- Problem to solve:
Can you output the records below exactly as they are written?

§ §

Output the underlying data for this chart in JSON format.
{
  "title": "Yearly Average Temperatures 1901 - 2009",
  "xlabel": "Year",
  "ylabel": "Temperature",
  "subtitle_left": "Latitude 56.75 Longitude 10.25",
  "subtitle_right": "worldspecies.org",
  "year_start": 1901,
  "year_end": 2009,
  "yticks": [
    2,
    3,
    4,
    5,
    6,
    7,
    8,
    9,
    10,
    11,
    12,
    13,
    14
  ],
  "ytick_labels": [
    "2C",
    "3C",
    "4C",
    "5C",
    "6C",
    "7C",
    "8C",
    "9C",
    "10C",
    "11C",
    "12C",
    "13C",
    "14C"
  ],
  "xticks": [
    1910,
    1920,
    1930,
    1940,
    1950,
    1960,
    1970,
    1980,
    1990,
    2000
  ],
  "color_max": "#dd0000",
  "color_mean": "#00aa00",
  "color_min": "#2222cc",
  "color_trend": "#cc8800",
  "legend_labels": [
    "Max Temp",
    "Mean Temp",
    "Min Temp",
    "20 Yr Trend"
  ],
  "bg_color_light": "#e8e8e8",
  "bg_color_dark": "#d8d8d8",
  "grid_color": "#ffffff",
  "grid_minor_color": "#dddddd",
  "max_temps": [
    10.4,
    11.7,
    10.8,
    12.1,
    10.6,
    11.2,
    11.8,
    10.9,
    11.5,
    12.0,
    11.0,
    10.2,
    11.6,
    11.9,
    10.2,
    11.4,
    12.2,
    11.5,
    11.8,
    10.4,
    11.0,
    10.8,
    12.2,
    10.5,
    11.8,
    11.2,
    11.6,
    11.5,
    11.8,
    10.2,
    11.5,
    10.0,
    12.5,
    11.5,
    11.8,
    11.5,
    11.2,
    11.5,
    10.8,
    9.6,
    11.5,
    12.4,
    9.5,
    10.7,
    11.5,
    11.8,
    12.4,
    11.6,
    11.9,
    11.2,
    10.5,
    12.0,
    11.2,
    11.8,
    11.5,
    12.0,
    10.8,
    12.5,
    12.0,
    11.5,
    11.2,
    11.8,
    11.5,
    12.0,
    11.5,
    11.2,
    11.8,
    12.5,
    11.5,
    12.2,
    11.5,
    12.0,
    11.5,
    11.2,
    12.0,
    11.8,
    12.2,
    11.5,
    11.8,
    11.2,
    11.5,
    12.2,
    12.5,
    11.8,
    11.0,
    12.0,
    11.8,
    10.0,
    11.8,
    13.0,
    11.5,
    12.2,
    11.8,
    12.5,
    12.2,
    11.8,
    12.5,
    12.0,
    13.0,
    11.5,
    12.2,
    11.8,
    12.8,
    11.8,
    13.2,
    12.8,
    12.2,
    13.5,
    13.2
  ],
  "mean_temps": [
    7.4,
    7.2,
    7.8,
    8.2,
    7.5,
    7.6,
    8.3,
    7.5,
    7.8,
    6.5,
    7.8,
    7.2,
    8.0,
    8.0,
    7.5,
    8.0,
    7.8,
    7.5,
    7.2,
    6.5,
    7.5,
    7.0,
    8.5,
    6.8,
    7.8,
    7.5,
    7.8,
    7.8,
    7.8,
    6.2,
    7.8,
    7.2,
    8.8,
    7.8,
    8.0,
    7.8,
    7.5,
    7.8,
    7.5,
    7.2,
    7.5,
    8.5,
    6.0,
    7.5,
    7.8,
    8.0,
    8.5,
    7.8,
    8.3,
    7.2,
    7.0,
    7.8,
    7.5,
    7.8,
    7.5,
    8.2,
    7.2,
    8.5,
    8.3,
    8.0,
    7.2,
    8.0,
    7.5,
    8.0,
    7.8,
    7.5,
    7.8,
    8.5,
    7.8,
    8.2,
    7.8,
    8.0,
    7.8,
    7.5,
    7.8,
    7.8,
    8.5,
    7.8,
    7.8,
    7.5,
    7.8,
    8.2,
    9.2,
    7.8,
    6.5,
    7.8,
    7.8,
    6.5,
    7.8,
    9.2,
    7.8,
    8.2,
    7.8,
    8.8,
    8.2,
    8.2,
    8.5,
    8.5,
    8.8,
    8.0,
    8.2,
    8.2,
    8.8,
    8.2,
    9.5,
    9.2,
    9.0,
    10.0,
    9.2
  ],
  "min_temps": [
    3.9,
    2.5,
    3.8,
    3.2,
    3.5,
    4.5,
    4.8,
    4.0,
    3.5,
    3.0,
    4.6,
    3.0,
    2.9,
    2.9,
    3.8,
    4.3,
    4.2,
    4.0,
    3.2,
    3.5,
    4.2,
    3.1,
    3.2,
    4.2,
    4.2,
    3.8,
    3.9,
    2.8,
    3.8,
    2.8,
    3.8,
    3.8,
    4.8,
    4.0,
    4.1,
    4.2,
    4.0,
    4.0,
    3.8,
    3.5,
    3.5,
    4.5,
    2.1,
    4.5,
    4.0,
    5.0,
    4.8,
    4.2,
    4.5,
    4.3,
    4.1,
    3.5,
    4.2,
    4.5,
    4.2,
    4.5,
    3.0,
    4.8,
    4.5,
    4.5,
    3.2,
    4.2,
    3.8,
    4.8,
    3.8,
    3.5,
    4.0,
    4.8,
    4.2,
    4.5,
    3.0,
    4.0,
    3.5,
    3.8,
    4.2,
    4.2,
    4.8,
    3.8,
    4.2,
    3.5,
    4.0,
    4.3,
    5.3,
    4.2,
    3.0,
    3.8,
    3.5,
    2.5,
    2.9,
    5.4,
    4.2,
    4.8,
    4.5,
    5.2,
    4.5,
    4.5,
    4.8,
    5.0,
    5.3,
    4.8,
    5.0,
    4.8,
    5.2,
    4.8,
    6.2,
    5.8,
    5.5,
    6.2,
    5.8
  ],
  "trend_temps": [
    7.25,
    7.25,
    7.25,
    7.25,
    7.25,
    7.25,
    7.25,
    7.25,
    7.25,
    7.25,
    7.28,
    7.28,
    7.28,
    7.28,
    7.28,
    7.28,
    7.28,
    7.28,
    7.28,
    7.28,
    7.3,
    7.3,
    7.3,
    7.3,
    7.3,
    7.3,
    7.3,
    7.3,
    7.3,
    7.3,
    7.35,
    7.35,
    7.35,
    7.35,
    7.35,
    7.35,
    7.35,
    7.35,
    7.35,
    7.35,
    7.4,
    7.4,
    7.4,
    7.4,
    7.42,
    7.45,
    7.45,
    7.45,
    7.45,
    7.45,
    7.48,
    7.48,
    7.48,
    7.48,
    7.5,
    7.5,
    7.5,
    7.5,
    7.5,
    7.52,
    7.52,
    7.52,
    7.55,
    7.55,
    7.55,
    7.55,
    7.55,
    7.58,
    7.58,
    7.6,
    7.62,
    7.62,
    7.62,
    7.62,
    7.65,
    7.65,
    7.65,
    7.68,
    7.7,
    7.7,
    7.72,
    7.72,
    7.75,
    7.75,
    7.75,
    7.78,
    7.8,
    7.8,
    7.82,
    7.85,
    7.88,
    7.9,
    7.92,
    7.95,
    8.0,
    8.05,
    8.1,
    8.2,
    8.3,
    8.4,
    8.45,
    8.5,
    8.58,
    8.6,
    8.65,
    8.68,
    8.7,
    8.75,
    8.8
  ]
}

§ §

- Response:
Output the underlying data for this chart in JSON format.
{
  "title": "Yearly Average Temperatures 1901 - 2009",
  "xlabel": "Year",
  "ylabel": "Temperature",
  "subtitle_left": "Latitude 56.75 Longitude 10.25",
  "subtitle_right": "worldspecies.org",
  "year_start": 1901,
  "year_end": 2009,
  "yticks": [
    2,
    3,
    4,
    5,
    6,
    7,
    8,
    9,
    10,
    11,
    12,
    13,
    14
  ],
  "ytick_labels": [
    "2C",
    "3C",
    "4C",
    "5C",
    "6C",
    "7C",
    "8C",
    "9C",
    "10C",
    "11C",
    "12C",
    "13C",
    "14C"
  ],
  "xticks": [
    1910,
    1920,
    1930,
    1940,
    1950,
    1960,
    1970,
    1980,
    1990,
    2000
  ],
  "color_max": "#dd0000",
  "color_mean": "#00aa00",
  "color_min": "#2222cc",
  "color_trend": "#cc8800",
  "legend_labels": [
    "Max Temp",
    "Mean Temp",
    "Min Temp",
    "20 Yr Trend"
  ],
  "bg_color_light": "#e8e8e8",
  "bg_color_dark": "#d8d8d8",
  "grid_color": "#ffffff",
  "grid_minor_color": "#dddddd",
  "max_temps": [
    10.4,
    11.7,
    10.8,
    12.1,
    10.6,
    11.2,
    11.8,
    10.9,
    11.5,
    12.0,
    11.0,
    10.2,
    11.6,
    11.9,
    10.2,
    11.4,
    12.2,
    11.5,
    11.8,
    10.4,
    11.0,
    10.8,
    12.2,
    10.5,
    11.8,
    11.2,
    11.6,
    11.5,
    11.8,
    10.2,
    11.5,
    10.0,
    12.5,
    11.5,
    11.8,
    11.5,
    11.2,
    11.5,
    10.8,
    9.6,
    11.5,
    12.4,
    9.5,
    10.7,
    11.5,
    11.8,
    12.4,
    11.6,
    11.9,
    11.2,
    10.5,
    12.0,
    11.2,
    11.8,
    11.5,
    12.0,
    10.8,
    12.5,
    12.0,
    11.5,
    11.2,
    11.8,
    11.5,
    12.0,
    11.5,
    11.2,
    11.8,
    12.5,
    11.5,
    12.2,
    11.5,
    12.0,
    11.5,
    11.2,
    12.0,
    11.8,
    12.2,
    11.5,
    11.8,
    11.2,
    11.5,
    12.2,
    12.5,
    11.8,
    11.0,
    12.0,
    11.8,
    10.0,
    11.8,
    13.0,
    11.5,
    12.2,
    11.8,
    12.5,
    12.2,
    11.8,
    12.5,
    12.0,
    13.0,
    11.5,
    12.2,
    11.8,
    12.8,
    11.8,
    13.2,
    12.8,
    12.2,
    13.5,
    13.2
  ],
  "mean_temps": [
    7.4,
    7.2,
    7.8,
    8.2,
    7.5,
    7.6,
    8.3,
    7.5,
    7.8,
    6.5,
    7.8,
    7.2,
    8.0,
    8.0,
    7.5,
    8.0,
    7.8,
    7.5,
    7.2,
    6.5,
    7.5,
    7.0,
    8.5,
    6.8,
    7.8,
    7.5,
    7.8,
    7.8,
    7.8,
    6.2,
    7.8,
    7.2,
    8.8,
    7.8,
    8.0,
    7.8,
    7.5,
    7.8,
    7.5,
    7.2,
    7.5,
    8.5,
    6.0,
    7.5,
    7.8,
    8.0,
    8.5,
    7.8,
    8.3,
    7.2,
    7.0,
    7.8,
    7.5,
    7.8,
    7.5,
    8.2,
    7.2,
    8.5,
    8.3,
    8.0,
    7.2,
    8.0,
    7.5,
    8.0,
    7.8,
    7.5,
    7.8,
    8.5,
    7.8,
    8.2,
    7.8,
    8.0,
    7.8,
    7.5,
    7.8,
    7.8,
    8.5,
    7.8,
    7.8,
    7.5,
    7.8,
    8.2,
    9.2,
    7.8,
    6.5,
    7.8,
    7.8,
    6.5,
    7.8,
    9.2,
    7.8,
    8.2,
    7.8,
    8.8,
    8.2,
    8.2,
    8.5,
    8.5,
    8.8,
    8.0,
    8.2,
    8.2,
    8.8,
    8.2,
    9.5,
    9.2,
    9.0,
    10.0,
    9.2
  ],
  "min_temps": [
    3.9,
    2.5,
    3.8,
    3.2,
    3.5,
    4.5,
    4.8,
    4.0,
    3.5,
    3.0,
    4.6,
    3.0,
    2.9,
    2.9,
    3.8,
    4.3,
    4.2,
    4.0,
    3.2,
    3.5,
    4.2,
    3.1,
    3.2,
    4.2,
    4.2,
    3.8,
    3.9,
    2.8,
    3.8,
    2.8,
    3.8,
    3.8,
    4.8,
    4.0,
    4.1,
    4.2,
    4.0,
    4.0,
    3.8,
    3.5,
    3.5,
    4.5,
    2.1,
    4.5,
    4.0,
    5.0,
    4.8,
    4.2,
    4.5,
    4.3,
    4.1,
    3.5,
    4.2,
    4.5,
    4.2,
    4.5,
    3.0,
    4.8,
    4.5,
    4.5,
    3.2,
    4.2,
    3.8,
    4.8,
    3.8,
    3.5,
    4.0,
    4.8,
    4.2,
    4.5,
    3.0,
    4.0,
    3.5,
    3.8,
    4.2,
    4.2,
    4.8,
    3.8,
    4.2,
    3.5,
    4.0,
    4.3,
    5.3,
    4.2,
    3.0,
    3.8,
    3.5,
    2.5,
    2.9,
    5.4,
    4.2,
    4.8,
    4.5,
    5.2,
    4.5,
    4.5,
    4.8,
    5.0,
    5.3,
    4.8,
    5.0,
    4.8,
    5.2,
    4.8,
    6.2,
    5.8,
    5.5,
    6.2,
    5.8
  ],
  "trend_temps": [
    7.25,
    7.25,
    7.25,
    7.25,
    7.25,
    7.25,
    7.25,
    7.25,
    7.25,
    7.25,
    7.28,
    7.28,
    7.28,
    7.28,
    7.28,
    7.28,
    7.28,
    7.28,
    7.28,
    7.28,
    7.3,
    7.3,
    7.3,
    7.3,
    7.3,
    7.3,
    7.3,
    7.3,
    7.3,
    7.3,
    7.35,
    7.35,
    7.35,
    7.35,
    7.35,
    7.35,
    7.35,
    7.35,
    7.35,
    7.35,
    7.4,
    7.4,
    7.4,
    7.4,
    7.42,
    7.45,
    7.45,
    7.45,
    7.45,
    7.45,
    7.48,
    7.48,
    7.48,
    7.48,
    7.5,
    7.5,
    7.5,
    7.5,
    7.5,
    7.52,
    7.52,
    7.52,
    7.55,
    7.55,
    7.55,
    7.55,
    7.55,
    7.58,
    7.58,
    7.6,
    7.62,
    7.62,
    7.62,
    7.62,
    7.65,
    7.65,
    7.65,
    7.68,
    7.7,
    7.7,
    7.72,
    7.72,
    7.75,
    7.75,
    7.75,
    7.78,
    7.8,
    7.8,
    7.82,
    7.85,
    7.88,
    7.9,
    7.92,
    7.95,
    8.0,
    8.05,
    8.1,
    8.2,
    8.3,
    8.4,
    8.45,
    8.5,
    8.58,
    8.6,
    8.65,
    8.68,
    8.7,
    8.75,
    8.8
  ]
}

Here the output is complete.